Exercise brief:
Only an exact repetition of the entries counts as an answer.

START Dataset entries

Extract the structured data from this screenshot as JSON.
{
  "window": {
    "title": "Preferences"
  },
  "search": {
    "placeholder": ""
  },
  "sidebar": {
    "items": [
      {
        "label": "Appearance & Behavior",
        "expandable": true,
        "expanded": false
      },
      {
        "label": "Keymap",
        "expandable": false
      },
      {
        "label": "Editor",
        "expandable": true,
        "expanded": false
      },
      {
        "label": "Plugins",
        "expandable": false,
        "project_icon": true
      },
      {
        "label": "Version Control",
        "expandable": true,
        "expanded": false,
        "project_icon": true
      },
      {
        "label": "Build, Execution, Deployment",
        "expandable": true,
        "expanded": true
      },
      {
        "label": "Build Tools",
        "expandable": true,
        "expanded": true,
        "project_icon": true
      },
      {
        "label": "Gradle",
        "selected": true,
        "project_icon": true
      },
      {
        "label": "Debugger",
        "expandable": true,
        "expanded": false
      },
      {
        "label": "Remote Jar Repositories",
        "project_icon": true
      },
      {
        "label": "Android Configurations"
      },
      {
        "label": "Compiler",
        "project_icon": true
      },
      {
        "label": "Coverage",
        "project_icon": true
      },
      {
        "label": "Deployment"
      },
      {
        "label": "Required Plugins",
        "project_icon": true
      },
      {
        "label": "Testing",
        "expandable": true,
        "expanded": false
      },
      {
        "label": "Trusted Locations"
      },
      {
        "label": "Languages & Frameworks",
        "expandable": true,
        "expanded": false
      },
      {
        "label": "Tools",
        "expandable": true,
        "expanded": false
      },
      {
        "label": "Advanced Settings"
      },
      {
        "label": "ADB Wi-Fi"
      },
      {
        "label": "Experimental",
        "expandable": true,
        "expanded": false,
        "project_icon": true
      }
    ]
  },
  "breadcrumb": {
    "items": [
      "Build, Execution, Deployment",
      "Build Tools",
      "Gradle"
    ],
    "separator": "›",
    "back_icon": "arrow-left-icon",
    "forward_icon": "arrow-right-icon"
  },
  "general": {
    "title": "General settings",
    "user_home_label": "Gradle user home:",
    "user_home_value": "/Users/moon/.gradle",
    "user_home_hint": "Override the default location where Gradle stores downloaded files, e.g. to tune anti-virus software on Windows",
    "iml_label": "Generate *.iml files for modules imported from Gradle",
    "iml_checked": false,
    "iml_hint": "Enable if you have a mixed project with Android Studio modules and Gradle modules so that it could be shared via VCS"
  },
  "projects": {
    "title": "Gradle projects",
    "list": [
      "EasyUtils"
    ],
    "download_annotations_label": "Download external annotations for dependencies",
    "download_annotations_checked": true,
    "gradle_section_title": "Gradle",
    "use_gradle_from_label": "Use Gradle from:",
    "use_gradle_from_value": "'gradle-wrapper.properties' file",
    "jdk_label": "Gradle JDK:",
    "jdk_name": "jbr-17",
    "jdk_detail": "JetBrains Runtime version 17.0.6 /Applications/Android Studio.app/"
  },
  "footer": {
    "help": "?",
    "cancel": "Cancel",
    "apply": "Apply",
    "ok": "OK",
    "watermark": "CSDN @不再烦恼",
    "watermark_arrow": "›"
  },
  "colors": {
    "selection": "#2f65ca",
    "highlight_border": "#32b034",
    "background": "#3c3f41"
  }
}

END Dataset entries

Response area:
Extract the structured data from this screenshot as JSON.
{
  "window": {
    "title": "Preferences"
  },
  "search": {
    "placeholder": ""
  },
  "sidebar": {
    "items": [
      {
        "label": "Appearance & Behavior",
        "expandable": true,
        "expanded": false
      },
      {
        "label": "Keymap",
        "expandable": false
      },
      {
        "label": "Editor",
        "expandable": true,
        "expanded": false
      },
      {
        "label": "Plugins",
        "expandable": false,
        "project_icon": true
      },
      {
        "label": "Version Control",
        "expandable": true,
        "expanded": false,
        "project_icon": true
      },
      {
        "label": "Build, Execution, Deployment",
        "expandable": true,
        "expanded": true
      },
      {
        "label": "Build Tools",
        "expandable": true,
        "expanded": true,
        "project_icon": true
      },
      {
        "label": "Gradle",
        "selected": true,
        "project_icon": true
      },
      {
        "label": "Debugger",
        "expandable": true,
        "expanded": false
      },
      {
        "label": "Remote Jar Repositories",
        "project_icon": true
      },
      {
        "label": "Android Configurations"
      },
      {
        "label": "Compiler",
        "project_icon": true
      },
      {
        "label": "Coverage",
        "project_icon": true
      },
      {
        "label": "Deployment"
      },
      {
        "label": "Required Plugins",
        "project_icon": true
      },
      {
        "label": "Testing",
        "expandable": true,
        "expanded": false
      },
      {
        "label": "Trusted Locations"
      },
      {
        "label": "Languages & Frameworks",
        "expandable": true,
        "expanded": false
      },
      {
        "label": "Tools",
        "expandable": true,
        "expanded": false
      },
      {
        "label": "Advanced Settings"
      },
      {
        "label": "ADB Wi-Fi"
      },
      {
        "label": "Experimental",
        "expandable": true,
        "expanded": false,
        "project_icon": true
      }
    ]
  },
  "breadcrumb": {
    "items": [
      "Build, Execution, Deployment",
      "Build Tools",
      "Gradle"
    ],
    "separator": "›",
    "back_icon": "arrow-left-icon",
    "forward_icon": "arrow-right-icon"
  },
  "general": {
    "title": "General settings",
    "user_home_label": "Gradle user home:",
    "user_home_value": "/Users/moon/.gradle",
    "user_home_hint": "Override the default location where Gradle stores downloaded files, e.g. to tune anti-virus software on Windows",
    "iml_label": "Generate *.iml files for modules imported from Gradle",
    "iml_checked": false,
    "iml_hint": "Enable if you have a mixed project with Android Studio modules and Gradle modules so that it could be shared via VCS"
  },
  "projects": {
    "title": "Gradle projects",
    "list": [
      "EasyUtils"
    ],
    "download_annotations_label": "Download external annotations for dependencies",
    "download_annotations_checked": true,
    "gradle_section_title": "Gradle",
    "use_gradle_from_label": "Use Gradle from:",
    "use_gradle_from_value": "'gradle-wrapper.properties' file",
    "jdk_label": "Gradle JDK:",
    "jdk_name": "jbr-17",
    "jdk_detail": "JetBrains Runtime version 17.0.6 /Applications/Android Studio.app/"
  },
  "footer": {
    "help": "?",
    "cancel": "Cancel",
    "apply": "Apply",
    "ok": "OK",
    "watermark": "CSDN @不再烦恼",
    "watermark_arrow": "›"
  },
  "colors": {
    "selection": "#2f65ca",
    "highlight_border": "#32b034",
    "background": "#3c3f41"
  }
}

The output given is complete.